RECORDS FOR THIS TASK –
—————

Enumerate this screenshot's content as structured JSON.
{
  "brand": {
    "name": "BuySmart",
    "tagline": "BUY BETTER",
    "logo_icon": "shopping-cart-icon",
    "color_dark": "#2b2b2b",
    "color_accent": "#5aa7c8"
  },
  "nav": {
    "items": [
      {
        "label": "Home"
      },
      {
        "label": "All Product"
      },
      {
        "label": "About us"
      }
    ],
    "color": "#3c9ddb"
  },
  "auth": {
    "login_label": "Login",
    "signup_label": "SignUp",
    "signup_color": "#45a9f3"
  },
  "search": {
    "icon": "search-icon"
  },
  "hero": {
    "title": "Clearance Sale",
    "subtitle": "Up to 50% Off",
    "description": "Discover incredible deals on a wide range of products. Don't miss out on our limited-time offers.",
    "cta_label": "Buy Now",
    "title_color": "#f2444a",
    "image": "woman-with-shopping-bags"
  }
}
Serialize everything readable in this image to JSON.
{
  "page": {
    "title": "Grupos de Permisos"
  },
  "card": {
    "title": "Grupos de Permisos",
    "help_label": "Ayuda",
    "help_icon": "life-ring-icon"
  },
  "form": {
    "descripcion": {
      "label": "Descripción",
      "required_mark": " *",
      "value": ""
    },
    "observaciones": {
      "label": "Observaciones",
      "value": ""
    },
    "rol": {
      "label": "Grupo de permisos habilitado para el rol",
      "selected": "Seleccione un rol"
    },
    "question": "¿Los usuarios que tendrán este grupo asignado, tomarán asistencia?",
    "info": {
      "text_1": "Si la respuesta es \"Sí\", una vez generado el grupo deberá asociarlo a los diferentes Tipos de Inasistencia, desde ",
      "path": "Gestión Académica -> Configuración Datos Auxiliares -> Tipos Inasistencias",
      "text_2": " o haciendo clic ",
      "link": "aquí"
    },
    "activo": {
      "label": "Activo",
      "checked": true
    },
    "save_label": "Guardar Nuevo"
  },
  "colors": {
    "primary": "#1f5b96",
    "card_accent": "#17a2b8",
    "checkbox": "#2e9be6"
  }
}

—————

OBJECTIVE – Using the listing above, reproduce each line without omission.

OUTPUT OF THE EXERCISE –
Enumerate this screenshot's content as structured JSON.
{
  "brand": {
    "name": "BuySmart",
    "tagline": "BUY BETTER",
    "logo_icon": "shopping-cart-icon",
    "color_dark": "#2b2b2b",
    "color_accent": "#5aa7c8"
  },
  "nav": {
    "items": [
      {
        "label": "Home"
      },
      {
        "label": "All Product"
      },
      {
        "label": "About us"
      }
    ],
    "color": "#3c9ddb"
  },
  "auth": {
    "login_label": "Login",
    "signup_label": "SignUp",
    "signup_color": "#45a9f3"
  },
  "search": {
    "icon": "search-icon"
  },
  "hero": {
    "title": "Clearance Sale",
    "subtitle": "Up to 50% Off",
    "description": "Discover incredible deals on a wide range of products. Don't miss out on our limited-time offers.",
    "cta_label": "Buy Now",
    "title_color": "#f2444a",
    "image": "woman-with-shopping-bags"
  }
}
Serialize everything readable in this image to JSON.
{
  "page": {
    "title": "Grupos de Permisos"
  },
  "card": {
    "title": "Grupos de Permisos",
    "help_label": "Ayuda",
    "help_icon": "life-ring-icon"
  },
  "form": {
    "descripcion": {
      "label": "Descripción",
      "required_mark": " *",
      "value": ""
    },
    "observaciones": {
      "label": "Observaciones",
      "value": ""
    },
    "rol": {
      "label": "Grupo de permisos habilitado para el rol",
      "selected": "Seleccione un rol"
    },
    "question": "¿Los usuarios que tendrán este grupo asignado, tomarán asistencia?",
    "info": {
      "text_1": "Si la respuesta es \"Sí\", una vez generado el grupo deberá asociarlo a los diferentes Tipos de Inasistencia, desde ",
      "path": "Gestión Académica -> Configuración Datos Auxiliares -> Tipos Inasistencias",
      "text_2": " o haciendo clic ",
      "link": "aquí"
    },
    "activo": {
      "label": "Activo",
      "checked": true
    },
    "save_label": "Guardar Nuevo"
  },
  "colors": {
    "primary": "#1f5b96",
    "card_accent": "#17a2b8",
    "checkbox": "#2e9be6"
  }
}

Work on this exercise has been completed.